What to produce
Locate the word "JSON" in the data below, then copy every line that holds it.

Data shown
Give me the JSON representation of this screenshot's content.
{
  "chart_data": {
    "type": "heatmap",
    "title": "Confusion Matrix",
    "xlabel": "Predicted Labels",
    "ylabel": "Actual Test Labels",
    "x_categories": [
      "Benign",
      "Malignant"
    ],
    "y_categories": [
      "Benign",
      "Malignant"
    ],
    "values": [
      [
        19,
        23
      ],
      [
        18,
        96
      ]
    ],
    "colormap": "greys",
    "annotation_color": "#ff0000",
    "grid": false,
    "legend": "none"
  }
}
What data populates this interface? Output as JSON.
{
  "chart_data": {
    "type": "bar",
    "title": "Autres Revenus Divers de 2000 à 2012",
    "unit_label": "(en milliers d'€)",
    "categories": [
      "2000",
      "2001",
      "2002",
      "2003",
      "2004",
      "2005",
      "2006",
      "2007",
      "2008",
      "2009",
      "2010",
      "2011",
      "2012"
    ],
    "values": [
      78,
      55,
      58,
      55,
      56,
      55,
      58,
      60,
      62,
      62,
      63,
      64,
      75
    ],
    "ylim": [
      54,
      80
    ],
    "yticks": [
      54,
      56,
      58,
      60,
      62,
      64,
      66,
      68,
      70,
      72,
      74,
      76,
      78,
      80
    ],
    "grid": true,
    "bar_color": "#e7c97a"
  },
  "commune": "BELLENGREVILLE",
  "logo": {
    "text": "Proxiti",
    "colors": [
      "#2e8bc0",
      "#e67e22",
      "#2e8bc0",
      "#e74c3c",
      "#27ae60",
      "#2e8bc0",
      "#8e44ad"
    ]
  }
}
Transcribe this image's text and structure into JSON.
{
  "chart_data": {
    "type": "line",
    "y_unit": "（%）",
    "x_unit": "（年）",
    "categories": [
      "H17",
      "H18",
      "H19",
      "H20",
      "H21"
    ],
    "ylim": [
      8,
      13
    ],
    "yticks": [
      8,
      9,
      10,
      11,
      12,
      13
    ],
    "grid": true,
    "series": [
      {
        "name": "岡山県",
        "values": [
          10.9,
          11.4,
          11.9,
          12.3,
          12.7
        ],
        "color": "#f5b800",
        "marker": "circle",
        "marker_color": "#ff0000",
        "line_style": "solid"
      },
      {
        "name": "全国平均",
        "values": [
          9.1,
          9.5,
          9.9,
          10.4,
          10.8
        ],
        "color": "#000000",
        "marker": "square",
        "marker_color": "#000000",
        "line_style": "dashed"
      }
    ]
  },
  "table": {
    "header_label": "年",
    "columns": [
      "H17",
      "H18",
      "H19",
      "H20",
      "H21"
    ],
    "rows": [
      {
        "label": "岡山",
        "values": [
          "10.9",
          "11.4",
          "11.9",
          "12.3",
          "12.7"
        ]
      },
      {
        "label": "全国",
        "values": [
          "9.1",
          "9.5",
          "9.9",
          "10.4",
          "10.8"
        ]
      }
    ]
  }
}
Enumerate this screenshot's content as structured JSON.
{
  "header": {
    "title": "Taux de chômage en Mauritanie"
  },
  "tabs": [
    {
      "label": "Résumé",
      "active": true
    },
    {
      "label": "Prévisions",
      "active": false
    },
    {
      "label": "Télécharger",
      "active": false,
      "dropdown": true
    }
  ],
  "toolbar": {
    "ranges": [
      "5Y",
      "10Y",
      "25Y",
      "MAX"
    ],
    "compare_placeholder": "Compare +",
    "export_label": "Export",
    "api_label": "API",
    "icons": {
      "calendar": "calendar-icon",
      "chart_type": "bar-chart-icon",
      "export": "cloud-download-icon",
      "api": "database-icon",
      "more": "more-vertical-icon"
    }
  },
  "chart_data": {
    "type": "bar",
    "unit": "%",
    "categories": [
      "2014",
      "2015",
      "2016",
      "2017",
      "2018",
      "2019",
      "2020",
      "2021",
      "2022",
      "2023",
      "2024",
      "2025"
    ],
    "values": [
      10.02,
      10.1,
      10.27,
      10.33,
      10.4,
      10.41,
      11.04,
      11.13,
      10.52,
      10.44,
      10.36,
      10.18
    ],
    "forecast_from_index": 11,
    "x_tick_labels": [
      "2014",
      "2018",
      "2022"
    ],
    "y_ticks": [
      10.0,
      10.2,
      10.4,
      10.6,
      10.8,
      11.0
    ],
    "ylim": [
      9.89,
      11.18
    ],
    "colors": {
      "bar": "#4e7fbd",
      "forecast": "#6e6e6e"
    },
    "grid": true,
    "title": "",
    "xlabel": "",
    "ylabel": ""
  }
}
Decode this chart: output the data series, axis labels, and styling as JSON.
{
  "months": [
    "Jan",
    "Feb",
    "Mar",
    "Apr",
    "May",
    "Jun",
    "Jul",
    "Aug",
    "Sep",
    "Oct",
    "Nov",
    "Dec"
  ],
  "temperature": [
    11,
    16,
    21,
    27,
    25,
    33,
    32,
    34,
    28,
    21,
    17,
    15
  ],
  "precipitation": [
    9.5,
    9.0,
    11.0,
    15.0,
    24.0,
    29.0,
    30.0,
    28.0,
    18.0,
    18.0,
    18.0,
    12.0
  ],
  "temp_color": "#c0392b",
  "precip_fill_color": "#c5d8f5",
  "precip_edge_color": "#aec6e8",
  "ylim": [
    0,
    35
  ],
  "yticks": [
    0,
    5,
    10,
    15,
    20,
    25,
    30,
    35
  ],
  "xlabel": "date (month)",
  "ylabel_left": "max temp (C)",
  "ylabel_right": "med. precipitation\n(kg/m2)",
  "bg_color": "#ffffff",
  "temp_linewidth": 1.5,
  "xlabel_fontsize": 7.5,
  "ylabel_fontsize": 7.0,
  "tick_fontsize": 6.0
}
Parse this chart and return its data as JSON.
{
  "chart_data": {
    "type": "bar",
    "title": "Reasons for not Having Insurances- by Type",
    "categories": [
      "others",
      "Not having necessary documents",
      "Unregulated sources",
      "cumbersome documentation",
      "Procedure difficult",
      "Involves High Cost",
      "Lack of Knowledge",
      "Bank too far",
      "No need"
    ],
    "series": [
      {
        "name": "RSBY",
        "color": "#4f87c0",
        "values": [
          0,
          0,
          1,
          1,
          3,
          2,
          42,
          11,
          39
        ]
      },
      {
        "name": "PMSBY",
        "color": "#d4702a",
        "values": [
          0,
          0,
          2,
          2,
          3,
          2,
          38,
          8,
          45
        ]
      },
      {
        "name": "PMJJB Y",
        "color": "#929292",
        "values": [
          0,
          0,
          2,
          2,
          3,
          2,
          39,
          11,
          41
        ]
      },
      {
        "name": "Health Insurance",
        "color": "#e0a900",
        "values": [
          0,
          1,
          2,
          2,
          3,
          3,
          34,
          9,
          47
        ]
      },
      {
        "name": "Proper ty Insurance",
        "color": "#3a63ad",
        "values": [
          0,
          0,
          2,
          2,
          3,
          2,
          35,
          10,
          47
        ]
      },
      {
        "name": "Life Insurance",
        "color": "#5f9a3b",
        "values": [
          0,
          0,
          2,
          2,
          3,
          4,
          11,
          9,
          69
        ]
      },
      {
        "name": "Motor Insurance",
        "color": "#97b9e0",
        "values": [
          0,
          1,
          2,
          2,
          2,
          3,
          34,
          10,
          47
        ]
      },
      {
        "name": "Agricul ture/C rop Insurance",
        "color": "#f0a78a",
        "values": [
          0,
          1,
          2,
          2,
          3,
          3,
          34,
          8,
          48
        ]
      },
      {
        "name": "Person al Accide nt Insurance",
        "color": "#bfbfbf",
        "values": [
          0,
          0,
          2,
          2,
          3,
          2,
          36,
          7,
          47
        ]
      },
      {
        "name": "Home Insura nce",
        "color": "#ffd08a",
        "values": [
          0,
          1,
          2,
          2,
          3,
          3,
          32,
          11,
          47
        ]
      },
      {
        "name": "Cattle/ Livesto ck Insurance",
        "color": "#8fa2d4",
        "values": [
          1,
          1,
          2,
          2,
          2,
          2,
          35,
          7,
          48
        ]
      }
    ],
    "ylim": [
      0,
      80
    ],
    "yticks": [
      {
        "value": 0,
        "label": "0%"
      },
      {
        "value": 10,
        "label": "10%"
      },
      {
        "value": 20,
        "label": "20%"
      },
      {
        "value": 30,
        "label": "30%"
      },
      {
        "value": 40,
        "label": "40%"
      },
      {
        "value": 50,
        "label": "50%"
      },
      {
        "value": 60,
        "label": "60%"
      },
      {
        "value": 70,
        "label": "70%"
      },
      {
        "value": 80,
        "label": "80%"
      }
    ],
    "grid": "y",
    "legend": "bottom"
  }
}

The solution
Give me the JSON representation of this screenshot's content.
What data populates this interface? Output as JSON.
Transcribe this image's text and structure into JSON.
Enumerate this screenshot's content as structured JSON.
Decode this chart: output the data series, axis labels, and styling as JSON.
Parse this chart and return its data as JSON.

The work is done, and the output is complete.